- [Work to be completed] Only a number is wanted: how many lines in the listing contain the word "целевое"?

- [Dataset records]
START
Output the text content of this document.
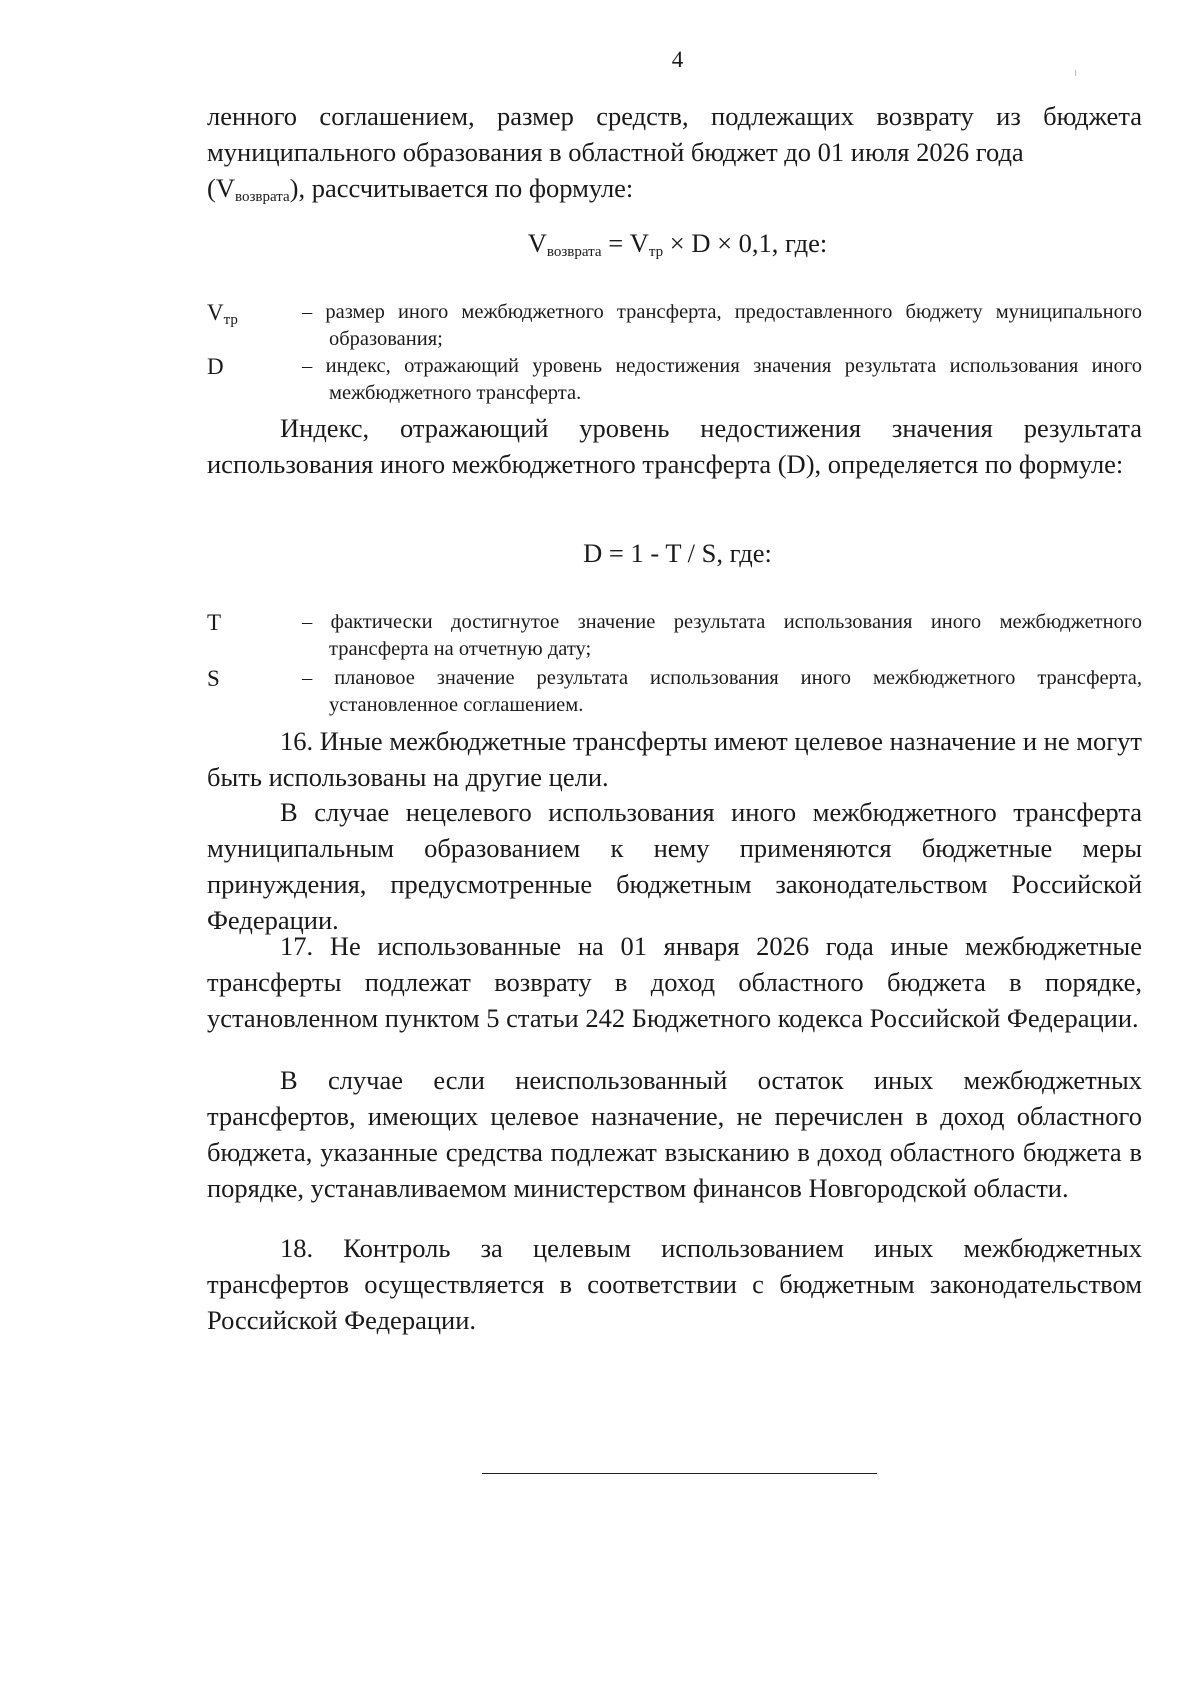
4
ленного соглашением, размер средств, подлежащих возврату из бюджета муниципального образования в областной бюджет до 01 июля 2026 года
$(V_{возврата})$, рассчитывается по формуле:
$V_{возврата} = V_{тр} \times D \times 0,1$, где:
$V_{тр}$	– размер иного межбюджетного трансферта, предоставленного бюджету муниципального образования;
D	– индекс, отражающий уровень недостижения значения результата использования иного межбюджетного трансферта.
Индекс, отражающий уровень недостижения значения результата использования иного межбюджетного трансферта (D), определяется по формуле:
D = 1 - T / S, где:
T	– фактически достигнутое значение результата использования иного межбюджетного трансферта на отчетную дату;
S	– плановое значение результата использования иного межбюджетного трансферта, установленное соглашением.
16. Иные межбюджетные трансферты имеют целевое назначение и не могут быть использованы на другие цели.
В случае нецелевого использования иного межбюджетного трансферта муниципальным образованием к нему применяются бюджетные меры принуждения, предусмотренные бюджетным законодательством Российской Федерации.
17. Не использованные на 01 января 2026 года иные межбюджетные трансферты подлежат возврату в доход областного бюджета в порядке, установленном пунктом 5 статьи 242 Бюджетного кодекса Российской Федерации.
В случае если неиспользованный остаток иных межбюджетных трансфертов, имеющих целевое назначение, не перечислен в доход областного бюджета, указанные средства подлежат взысканию в доход областного бюджета в порядке, устанавливаемом министерством финансов Новгородской области.
18. Контроль за целевым использованием иных межбюджетных трансфертов осуществляется в соответствии с бюджетным законодательством Российской Федерации.
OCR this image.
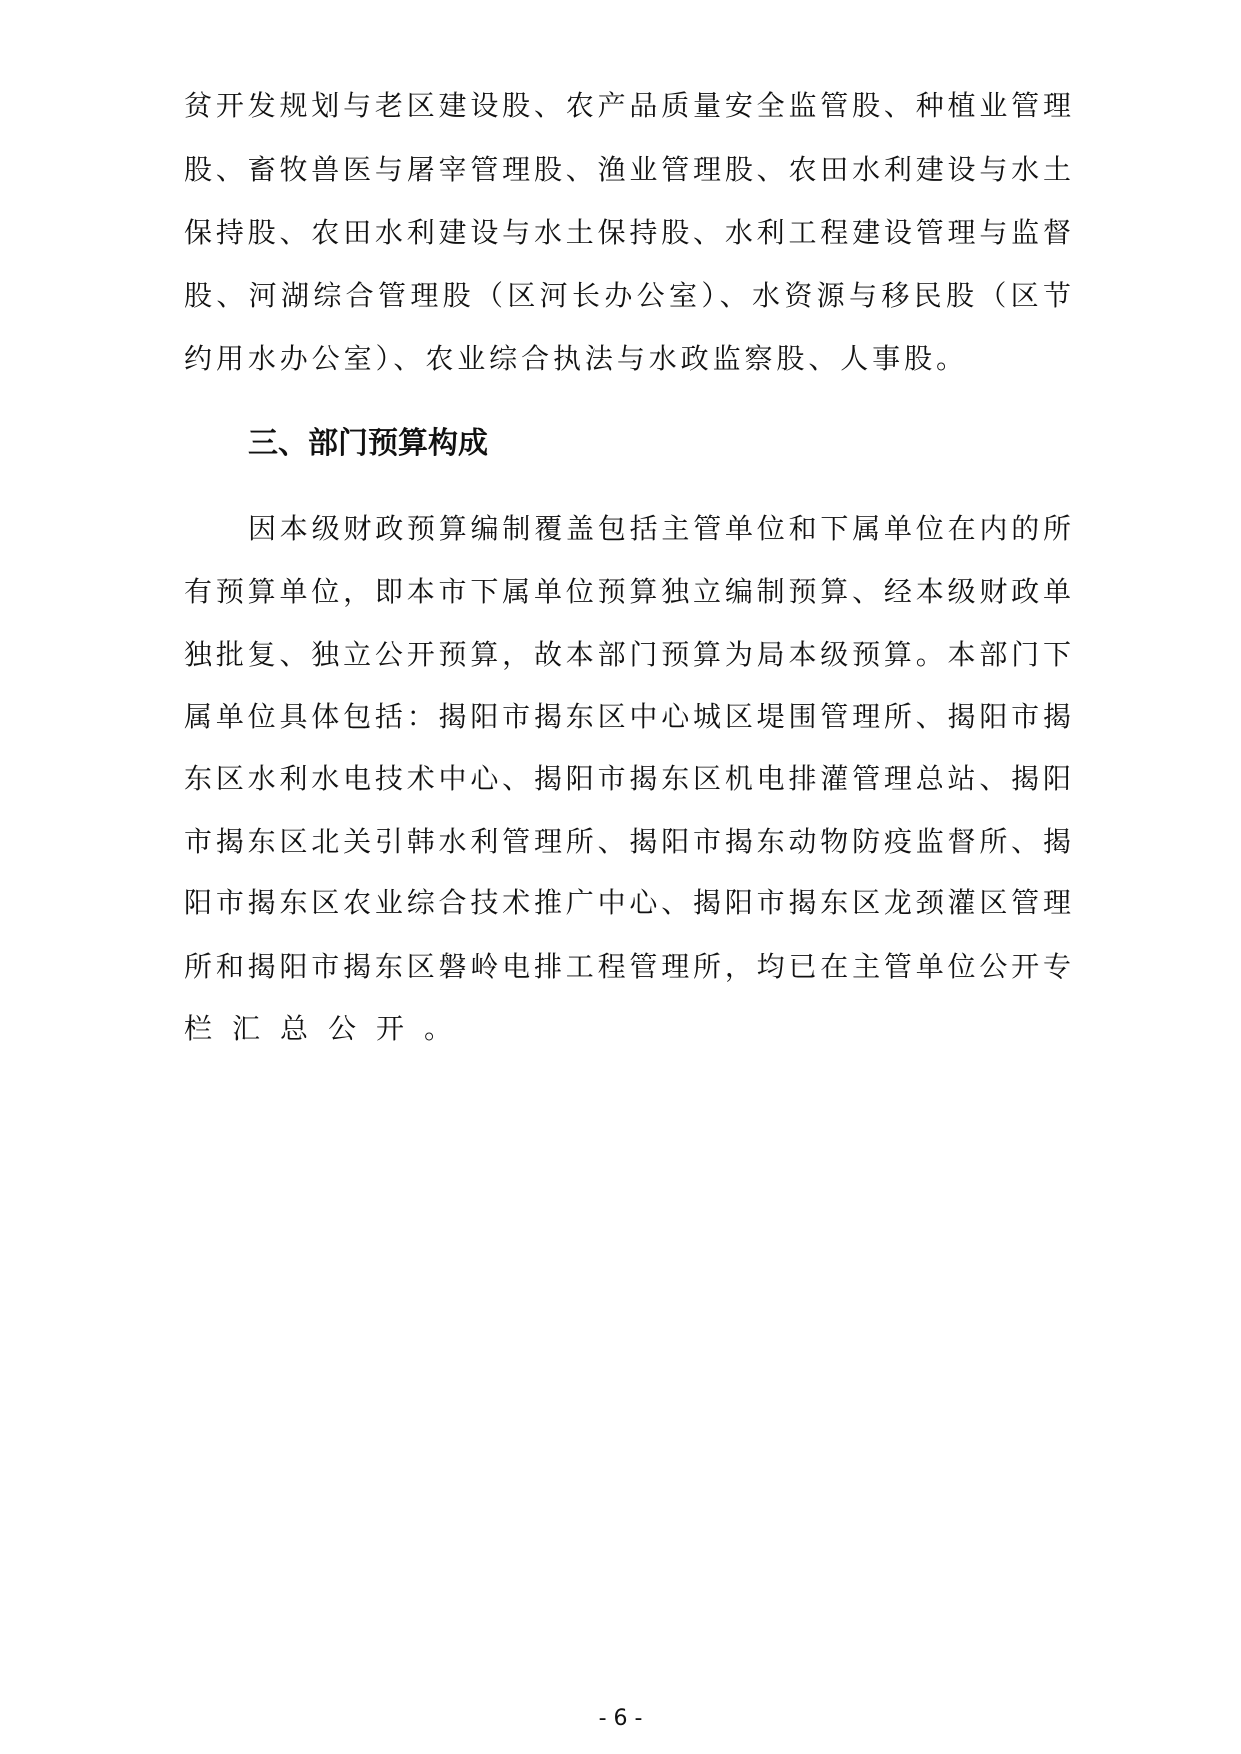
贫开发规划与老区建设股、农产品质量安全监管股、种植业管理
股、畜牧兽医与屠宰管理股、渔业管理股、农田水利建设与水土
保持股、农田水利建设与水土保持股、水利工程建设管理与监督
股、河湖综合管理股（区河长办公室）、水资源与移民股（区节
约用水办公室）、农业综合执法与水政监察股、人事股。
三、部门预算构成
因本级财政预算编制覆盖包括主管单位和下属单位在内的所
有预算单位，即本市下属单位预算独立编制预算、经本级财政单
独批复、独立公开预算，故本部门预算为局本级预算。本部门下
属单位具体包括：揭阳市揭东区中心城区堤围管理所、揭阳市揭
东区水利水电技术中心、揭阳市揭东区机电排灌管理总站、揭阳
市揭东区北关引韩水利管理所、揭阳市揭东动物防疫监督所、揭
阳市揭东区农业综合技术推广中心、揭阳市揭东区龙颈灌区管理
所和揭阳市揭东区磐岭电排工程管理所，均已在主管单位公开专
栏汇总公开。
- 6 -
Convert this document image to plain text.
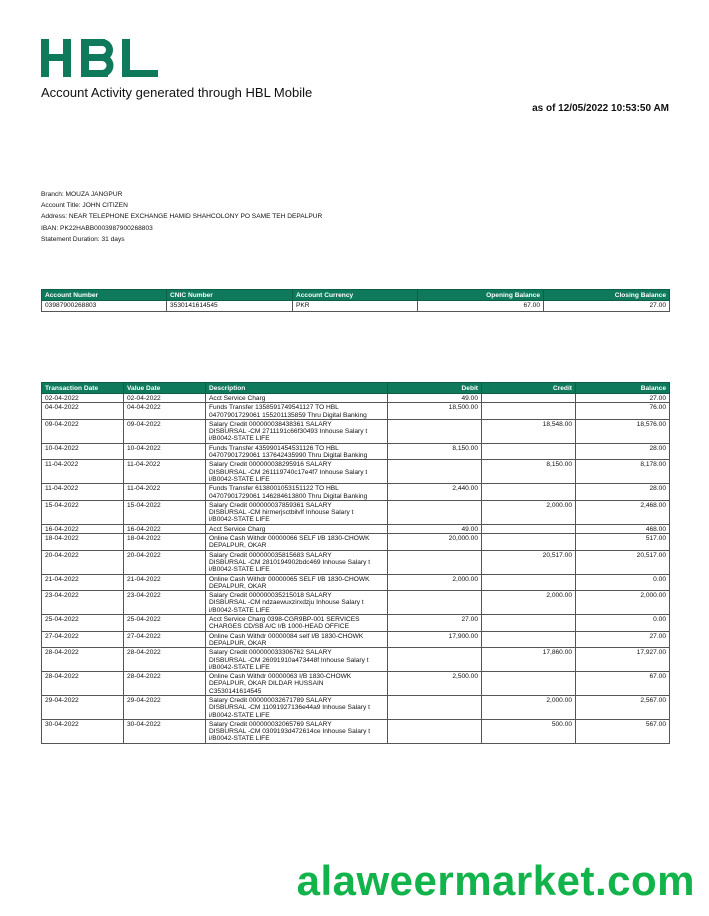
Account Activity generated through HBL Mobile
as of 12/05/2022 10:53:50 AM
Branch: MOUZA JANGPUR
Account Title: JOHN CITIZEN
Address: NEAR TELEPHONE EXCHANGE HAMID SHAHCOLONY PO SAME TEH DEPALPUR
IBAN: PK22HABB0003987900268803
Statement Duration: 31 days
Account Number	CNIC Number	Account Currency	Opening Balance	Closing Balance
03987900268803	3530141614545	PKR	67.00	27.00
Transaction Date	Value Date	Description	Debit	Credit	Balance
02-04-2022	02-04-2022	Acct Service Charg	49.00		27.00
04-04-2022	04-04-2022	Funds Transfer 1358591749541127 TO HBL
04707901729061 155201135859 Thru Digital Banking	18,500.00		76.00
09-04-2022	09-04-2022	Salary Credit 000000038438361 SALARY
DISBURSAL -CM 2711191c66f30493 Inhouse Salary t
i/B0042-STATE LIFE		18,548.00	18,576.00
10-04-2022	10-04-2022	Funds Transfer 4359901454531126 TO HBL
04707901729061 137642435990 Thru Digital Banking	8,150.00		28.00
11-04-2022	11-04-2022	Salary Credit 000000038295916 SALARY
DISBURSAL -CM 261119740c17e4f7 Inhouse Salary t
i/B0042-STATE LIFE		8,150.00	8,178.00
11-04-2022	11-04-2022	Funds Transfer 6138001053151122 TO HBL
04707901729061 146284613800 Thru Digital Banking	2,440.00		28.00
15-04-2022	15-04-2022	Salary Credit 000000037859361 SALARY
DISBURSAL -CM hirmerjsctbilvlf Inhouse Salary t
i/B0042-STATE LIFE		2,000.00	2,468.00
16-04-2022	16-04-2022	Acct Service Charg	49.00		468.00
18-04-2022	18-04-2022	Online Cash Withdr 00000066 SELF I/B 1830-CHOWK
DEPALPUR, OKAR	20,000.00		517.00
20-04-2022	20-04-2022	Salary Credit 000000035815683 SALARY
DISBURSAL -CM 2810194902bdc469 Inhouse Salary t
i/B0042-STATE LIFE		20,517.00	20,517.00
21-04-2022	21-04-2022	Online Cash Withdr 00000065 SELF I/B 1830-CHOWK
DEPALPUR, OKAR	2,000.00		0.00
23-04-2022	23-04-2022	Salary Credit 000000035215018 SALARY
DISBURSAL -CM ndzaewuxzirxdzju Inhouse Salary t
i/B0042-STATE LIFE		2,000.00	2,000.00
25-04-2022	25-04-2022	Acct Service Charg 0398-CGR9BP-001 SERVICES
CHARGES CD/SB A/C I/B 1000-HEAD OFFICE	27.00		0.00
27-04-2022	27-04-2022	Online Cash Withdr 00000084 self I/B 1830-CHOWK
DEPALPUR, OKAR	17,900.00		27.00
28-04-2022	28-04-2022	Salary Credit 000000033306762 SALARY
DISBURSAL -CM 26091910a473448f Inhouse Salary t
i/B0042-STATE LIFE		17,860.00	17,927.00
28-04-2022	28-04-2022	Online Cash Withdr 00000063 I/B 1830-CHOWK
DEPALPUR, OKAR DILDAR HUSSAIN
C3530141614545	2,500.00		67.00
29-04-2022	29-04-2022	Salary Credit 000000032671789 SALARY
DISBURSAL -CM 11091927136e44a9 Inhouse Salary t
i/B0042-STATE LIFE		2,000.00	2,567.00
30-04-2022	30-04-2022	Salary Credit 000000032065769 SALARY
DISBURSAL -CM 0309193d472614ce Inhouse Salary t
i/B0042-STATE LIFE		500.00	567.00
alaweermarket.com
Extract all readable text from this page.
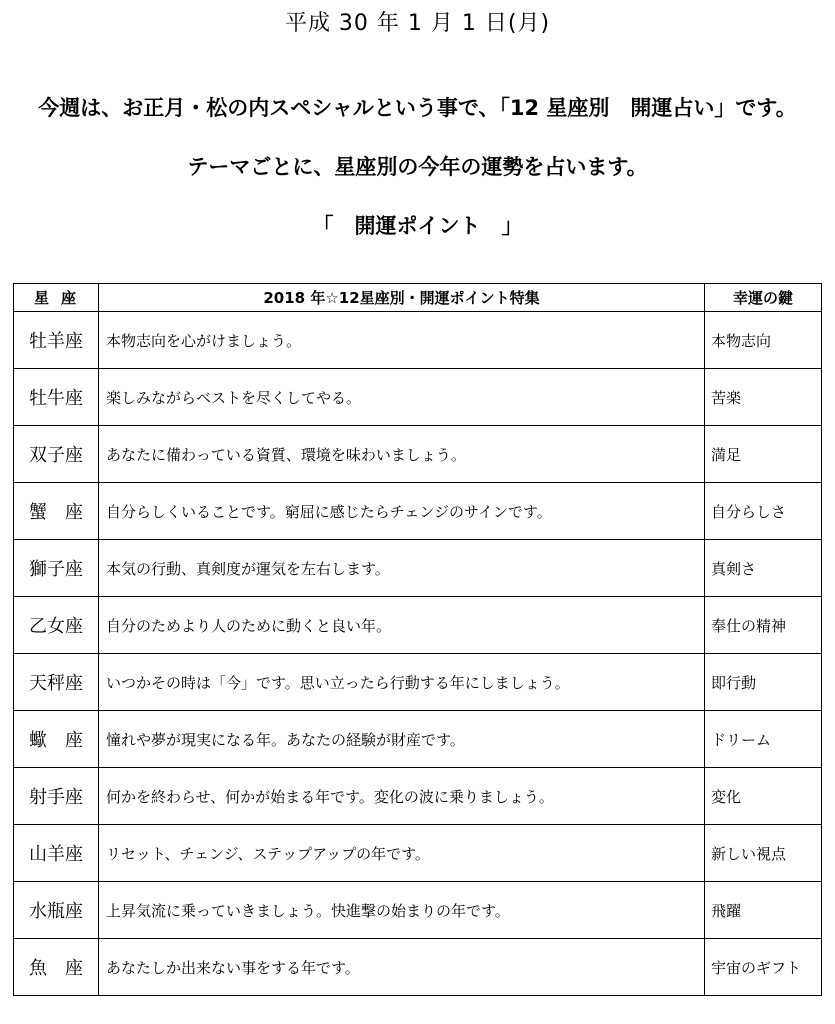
平成 30 年 1 月 1 日(月)
今週は、お正月・松の内スペシャルという事で、「12 星座別　開運占い」です。
テーマごとに、星座別の今年の運勢を占います。
「　開運ポイント　」
星座	2018 年☆12星座別・開運ポイント特集	幸運の鍵
牡羊座	本物志向を心がけましょう。	本物志向
牡牛座	楽しみながらベストを尽くしてやる。	苦楽
双子座	あなたに備わっている資質、環境を味わいましょう。	満足
蟹　座	自分らしくいることです。窮屈に感じたらチェンジのサインです。	自分らしさ
獅子座	本気の行動、真剣度が運気を左右します。	真剣さ
乙女座	自分のためより人のために動くと良い年。	奉仕の精神
天秤座	いつかその時は「今」です。思い立ったら行動する年にしましょう。	即行動
蠍　座	憧れや夢が現実になる年。あなたの経験が財産です。	ドリーム
射手座	何かを終わらせ、何かが始まる年です。変化の波に乗りましょう。	変化
山羊座	リセット、チェンジ、ステップアップの年です。	新しい視点
水瓶座	上昇気流に乗っていきましょう。快進撃の始まりの年です。	飛躍
魚　座	あなたしか出来ない事をする年です。	宇宙のギフト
END
- [The result] 2